**TASK OBJECTIVE**
Output each entry verbatim and exclude every picture from it.

━━━━━ DATA PROVIDED

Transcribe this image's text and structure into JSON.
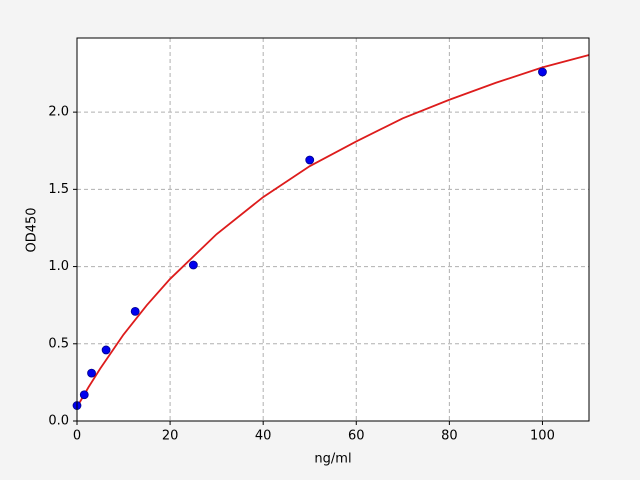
{
  "chart_data": {
    "type": "scatter",
    "xlabel": "ng/ml",
    "ylabel": "OD450",
    "xlim": [
      0,
      110
    ],
    "ylim": [
      0,
      2.48
    ],
    "xticks": [
      0,
      20,
      40,
      60,
      80,
      100
    ],
    "yticks": [
      {
        "value": 0,
        "label": "0.0"
      },
      0.5,
      {
        "value": 1,
        "label": "1.0"
      },
      1.5,
      {
        "value": 2,
        "label": "2.0"
      }
    ],
    "grid": true,
    "series": [
      {
        "type": "line",
        "color": "#dd1c1c",
        "x": [
          0,
          2.5,
          5,
          7.5,
          10,
          15,
          20,
          30,
          40,
          50,
          60,
          70,
          80,
          90,
          100,
          110
        ],
        "values": [
          0.09,
          0.22,
          0.34,
          0.45,
          0.56,
          0.75,
          0.92,
          1.21,
          1.45,
          1.65,
          1.81,
          1.96,
          2.08,
          2.19,
          2.29,
          2.37
        ]
      },
      {
        "type": "scatter",
        "color": "#0000ee",
        "x": [
          0,
          1.56,
          3.125,
          6.25,
          12.5,
          25,
          50,
          100
        ],
        "values": [
          0.1,
          0.17,
          0.31,
          0.46,
          0.71,
          1.01,
          1.69,
          2.26
        ]
      }
    ]
  }
}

━━━━━━━━━━

**OUTPUT FOR THIS EXERCISE**
Transcribe this image's text and structure into JSON.
{
  "chart_data": {
    "type": "scatter",
    "xlabel": "ng/ml",
    "ylabel": "OD450",
    "xlim": [
      0,
      110
    ],
    "ylim": [
      0,
      2.48
    ],
    "xticks": [
      0,
      20,
      40,
      60,
      80,
      100
    ],
    "yticks": [
      {
        "value": 0,
        "label": "0.0"
      },
      0.5,
      {
        "value": 1,
        "label": "1.0"
      },
      1.5,
      {
        "value": 2,
        "label": "2.0"
      }
    ],
    "grid": true,
    "series": [
      {
        "type": "line",
        "color": "#dd1c1c",
        "x": [
          0,
          2.5,
          5,
          7.5,
          10,
          15,
          20,
          30,
          40,
          50,
          60,
          70,
          80,
          90,
          100,
          110
        ],
        "values": [
          0.09,
          0.22,
          0.34,
          0.45,
          0.56,
          0.75,
          0.92,
          1.21,
          1.45,
          1.65,
          1.81,
          1.96,
          2.08,
          2.19,
          2.29,
          2.37
        ]
      },
      {
        "type": "scatter",
        "color": "#0000ee",
        "x": [
          0,
          1.56,
          3.125,
          6.25,
          12.5,
          25,
          50,
          100
        ],
        "values": [
          0.1,
          0.17,
          0.31,
          0.46,
          0.71,
          1.01,
          1.69,
          2.26
        ]
      }
    ]
  }
}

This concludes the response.